### What you will do
Copy every line of the records below where the word "anos" occurs.

Stored records:

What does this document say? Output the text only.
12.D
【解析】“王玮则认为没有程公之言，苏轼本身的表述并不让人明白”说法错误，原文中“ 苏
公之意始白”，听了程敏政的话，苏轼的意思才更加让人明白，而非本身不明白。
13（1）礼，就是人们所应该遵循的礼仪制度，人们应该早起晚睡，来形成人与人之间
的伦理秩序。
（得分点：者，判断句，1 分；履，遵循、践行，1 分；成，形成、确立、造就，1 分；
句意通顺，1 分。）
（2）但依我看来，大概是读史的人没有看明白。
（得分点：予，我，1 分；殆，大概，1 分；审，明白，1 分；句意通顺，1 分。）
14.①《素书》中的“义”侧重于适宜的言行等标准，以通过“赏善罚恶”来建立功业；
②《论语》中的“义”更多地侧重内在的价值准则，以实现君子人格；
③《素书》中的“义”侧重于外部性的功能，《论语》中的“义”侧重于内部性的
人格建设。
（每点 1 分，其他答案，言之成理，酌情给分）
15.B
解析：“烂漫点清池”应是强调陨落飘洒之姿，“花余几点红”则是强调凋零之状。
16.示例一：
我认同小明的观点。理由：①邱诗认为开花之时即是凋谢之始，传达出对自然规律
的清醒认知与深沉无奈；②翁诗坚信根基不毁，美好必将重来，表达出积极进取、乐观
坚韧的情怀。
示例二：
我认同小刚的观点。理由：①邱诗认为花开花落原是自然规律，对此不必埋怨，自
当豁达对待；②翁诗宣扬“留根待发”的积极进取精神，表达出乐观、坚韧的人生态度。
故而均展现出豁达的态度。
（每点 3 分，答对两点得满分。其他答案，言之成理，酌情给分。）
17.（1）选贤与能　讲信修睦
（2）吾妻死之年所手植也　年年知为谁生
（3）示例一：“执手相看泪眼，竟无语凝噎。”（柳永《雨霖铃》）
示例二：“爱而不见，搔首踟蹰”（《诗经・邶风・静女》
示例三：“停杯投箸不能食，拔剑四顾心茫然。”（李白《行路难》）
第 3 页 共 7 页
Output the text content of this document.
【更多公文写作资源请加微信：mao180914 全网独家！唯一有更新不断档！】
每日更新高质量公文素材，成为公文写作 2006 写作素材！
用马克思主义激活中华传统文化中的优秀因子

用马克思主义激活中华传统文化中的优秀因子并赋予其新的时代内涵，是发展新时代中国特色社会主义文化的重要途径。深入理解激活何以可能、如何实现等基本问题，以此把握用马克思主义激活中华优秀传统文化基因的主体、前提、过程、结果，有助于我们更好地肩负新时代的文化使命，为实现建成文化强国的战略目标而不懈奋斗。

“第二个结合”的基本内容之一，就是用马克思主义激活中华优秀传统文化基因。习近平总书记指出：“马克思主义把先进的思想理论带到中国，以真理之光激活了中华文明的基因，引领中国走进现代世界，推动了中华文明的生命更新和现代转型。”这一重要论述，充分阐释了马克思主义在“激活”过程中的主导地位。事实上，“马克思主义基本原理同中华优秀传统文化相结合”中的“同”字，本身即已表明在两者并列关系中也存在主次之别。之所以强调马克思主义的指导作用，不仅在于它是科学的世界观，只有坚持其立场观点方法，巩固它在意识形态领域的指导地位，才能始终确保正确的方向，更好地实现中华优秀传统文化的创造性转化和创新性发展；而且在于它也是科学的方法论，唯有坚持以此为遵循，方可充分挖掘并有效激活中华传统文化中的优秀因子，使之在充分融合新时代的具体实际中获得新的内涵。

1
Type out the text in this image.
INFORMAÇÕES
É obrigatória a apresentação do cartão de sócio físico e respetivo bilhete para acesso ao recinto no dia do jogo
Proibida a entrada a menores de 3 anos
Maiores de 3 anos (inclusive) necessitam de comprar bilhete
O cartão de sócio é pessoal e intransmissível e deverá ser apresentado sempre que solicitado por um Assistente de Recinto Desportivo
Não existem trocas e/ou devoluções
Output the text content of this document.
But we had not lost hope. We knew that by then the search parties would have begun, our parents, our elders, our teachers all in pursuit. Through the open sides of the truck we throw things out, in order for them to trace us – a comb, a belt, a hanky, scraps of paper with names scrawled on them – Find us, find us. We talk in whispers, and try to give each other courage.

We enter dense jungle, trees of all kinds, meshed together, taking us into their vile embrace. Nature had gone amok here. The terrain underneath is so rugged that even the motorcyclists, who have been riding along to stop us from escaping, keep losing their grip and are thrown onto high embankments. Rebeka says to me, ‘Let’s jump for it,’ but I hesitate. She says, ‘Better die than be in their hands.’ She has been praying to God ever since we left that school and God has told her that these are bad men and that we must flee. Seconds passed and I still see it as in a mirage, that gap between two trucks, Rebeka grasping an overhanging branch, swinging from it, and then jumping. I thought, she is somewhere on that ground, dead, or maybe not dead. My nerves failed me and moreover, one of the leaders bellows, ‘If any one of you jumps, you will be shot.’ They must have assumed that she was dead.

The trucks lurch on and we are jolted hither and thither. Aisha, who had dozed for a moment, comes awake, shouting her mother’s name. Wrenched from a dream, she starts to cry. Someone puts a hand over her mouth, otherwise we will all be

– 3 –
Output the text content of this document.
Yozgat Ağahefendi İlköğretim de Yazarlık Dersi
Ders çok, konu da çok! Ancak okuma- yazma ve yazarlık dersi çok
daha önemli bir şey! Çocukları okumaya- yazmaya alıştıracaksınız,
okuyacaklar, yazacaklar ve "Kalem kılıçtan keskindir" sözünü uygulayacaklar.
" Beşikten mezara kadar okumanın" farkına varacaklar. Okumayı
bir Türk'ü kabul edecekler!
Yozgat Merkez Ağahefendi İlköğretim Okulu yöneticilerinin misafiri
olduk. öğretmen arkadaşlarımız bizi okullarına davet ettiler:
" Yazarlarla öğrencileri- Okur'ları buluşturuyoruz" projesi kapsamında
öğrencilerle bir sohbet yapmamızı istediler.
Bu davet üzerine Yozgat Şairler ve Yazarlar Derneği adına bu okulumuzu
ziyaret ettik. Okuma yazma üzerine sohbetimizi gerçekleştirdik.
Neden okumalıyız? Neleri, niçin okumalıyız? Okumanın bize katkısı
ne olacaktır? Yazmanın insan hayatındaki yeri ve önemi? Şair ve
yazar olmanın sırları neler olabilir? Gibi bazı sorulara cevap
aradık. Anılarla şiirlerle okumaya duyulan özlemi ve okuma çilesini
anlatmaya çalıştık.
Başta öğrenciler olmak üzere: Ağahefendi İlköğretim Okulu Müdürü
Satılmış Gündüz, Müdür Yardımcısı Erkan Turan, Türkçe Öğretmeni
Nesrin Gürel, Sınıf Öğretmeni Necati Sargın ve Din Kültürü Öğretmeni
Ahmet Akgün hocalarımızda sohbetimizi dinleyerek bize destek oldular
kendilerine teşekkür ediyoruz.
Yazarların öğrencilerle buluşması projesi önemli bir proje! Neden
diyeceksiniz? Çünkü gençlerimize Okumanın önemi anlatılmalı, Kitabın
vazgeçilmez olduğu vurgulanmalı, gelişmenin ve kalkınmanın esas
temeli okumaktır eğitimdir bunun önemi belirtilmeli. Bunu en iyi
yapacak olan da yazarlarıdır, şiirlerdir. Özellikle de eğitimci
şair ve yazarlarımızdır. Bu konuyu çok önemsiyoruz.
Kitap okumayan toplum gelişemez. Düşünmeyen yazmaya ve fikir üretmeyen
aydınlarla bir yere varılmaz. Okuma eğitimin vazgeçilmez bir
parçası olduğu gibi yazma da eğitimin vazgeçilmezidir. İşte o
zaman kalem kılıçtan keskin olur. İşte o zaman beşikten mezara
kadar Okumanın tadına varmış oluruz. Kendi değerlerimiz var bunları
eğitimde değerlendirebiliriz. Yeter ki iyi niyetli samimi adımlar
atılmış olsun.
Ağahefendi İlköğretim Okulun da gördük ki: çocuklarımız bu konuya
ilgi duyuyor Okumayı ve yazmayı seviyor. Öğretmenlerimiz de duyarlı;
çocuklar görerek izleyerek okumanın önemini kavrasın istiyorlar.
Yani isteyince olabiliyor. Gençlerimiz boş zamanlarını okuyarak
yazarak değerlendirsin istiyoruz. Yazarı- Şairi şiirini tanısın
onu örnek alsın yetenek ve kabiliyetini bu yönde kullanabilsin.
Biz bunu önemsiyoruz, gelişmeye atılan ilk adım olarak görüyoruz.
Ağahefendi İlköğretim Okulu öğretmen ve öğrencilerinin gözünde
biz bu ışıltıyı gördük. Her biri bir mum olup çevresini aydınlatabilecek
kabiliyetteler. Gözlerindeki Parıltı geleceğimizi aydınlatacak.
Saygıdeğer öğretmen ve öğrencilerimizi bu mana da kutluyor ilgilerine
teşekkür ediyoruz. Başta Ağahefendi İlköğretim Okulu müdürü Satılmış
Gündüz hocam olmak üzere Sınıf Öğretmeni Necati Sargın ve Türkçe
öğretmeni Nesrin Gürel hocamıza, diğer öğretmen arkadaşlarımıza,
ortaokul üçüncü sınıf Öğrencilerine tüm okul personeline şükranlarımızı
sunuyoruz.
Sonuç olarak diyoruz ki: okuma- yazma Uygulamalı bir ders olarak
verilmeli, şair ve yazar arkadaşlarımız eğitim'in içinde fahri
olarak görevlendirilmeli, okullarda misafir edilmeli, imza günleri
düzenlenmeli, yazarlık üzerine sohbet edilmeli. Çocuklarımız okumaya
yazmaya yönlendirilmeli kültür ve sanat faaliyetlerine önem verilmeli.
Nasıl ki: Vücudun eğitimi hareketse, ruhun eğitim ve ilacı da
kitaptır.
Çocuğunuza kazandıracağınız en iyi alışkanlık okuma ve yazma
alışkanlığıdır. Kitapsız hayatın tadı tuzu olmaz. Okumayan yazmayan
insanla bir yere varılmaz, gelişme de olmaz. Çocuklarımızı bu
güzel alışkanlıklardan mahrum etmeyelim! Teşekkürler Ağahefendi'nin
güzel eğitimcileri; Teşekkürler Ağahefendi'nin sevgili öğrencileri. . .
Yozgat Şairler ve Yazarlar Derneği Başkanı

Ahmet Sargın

### Task response
Proibida a entrada a menores de 3 anos
Maiores de 3 anos (inclusive) necessitam de comprar bilhete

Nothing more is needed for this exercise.